**Task requirements:** Keep only the lines that hold the string "课件出示", filtering out the rest of the entries below.

___ Data listing

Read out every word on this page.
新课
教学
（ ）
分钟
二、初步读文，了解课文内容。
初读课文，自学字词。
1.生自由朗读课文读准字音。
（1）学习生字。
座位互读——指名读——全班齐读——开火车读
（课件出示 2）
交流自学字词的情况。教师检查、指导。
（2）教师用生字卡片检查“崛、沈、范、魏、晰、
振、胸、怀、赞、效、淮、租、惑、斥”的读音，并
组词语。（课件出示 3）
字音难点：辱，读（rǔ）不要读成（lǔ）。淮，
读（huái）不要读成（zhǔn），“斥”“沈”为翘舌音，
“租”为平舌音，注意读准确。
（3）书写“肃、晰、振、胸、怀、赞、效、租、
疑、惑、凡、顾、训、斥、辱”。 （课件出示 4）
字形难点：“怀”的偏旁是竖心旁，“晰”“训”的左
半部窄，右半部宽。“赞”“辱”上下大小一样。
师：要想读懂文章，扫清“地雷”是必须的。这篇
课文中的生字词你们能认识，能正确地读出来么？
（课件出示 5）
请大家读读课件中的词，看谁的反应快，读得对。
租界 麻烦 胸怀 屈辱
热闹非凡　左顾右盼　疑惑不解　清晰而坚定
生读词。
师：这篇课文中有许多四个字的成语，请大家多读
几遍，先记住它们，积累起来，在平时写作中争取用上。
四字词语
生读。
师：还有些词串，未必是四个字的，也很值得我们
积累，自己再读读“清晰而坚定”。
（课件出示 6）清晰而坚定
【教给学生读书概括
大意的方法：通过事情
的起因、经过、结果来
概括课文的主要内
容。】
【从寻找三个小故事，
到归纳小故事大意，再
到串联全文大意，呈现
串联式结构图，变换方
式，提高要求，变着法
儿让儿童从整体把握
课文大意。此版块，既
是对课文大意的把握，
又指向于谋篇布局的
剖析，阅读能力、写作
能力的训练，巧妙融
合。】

______

**Solution to this task:**
（课件出示 2）
组词语。（课件出示 3）
疑、惑、凡、顾、训、斥、辱”。 （课件出示 4）
（课件出示 5）
（课件出示 6）清晰而坚定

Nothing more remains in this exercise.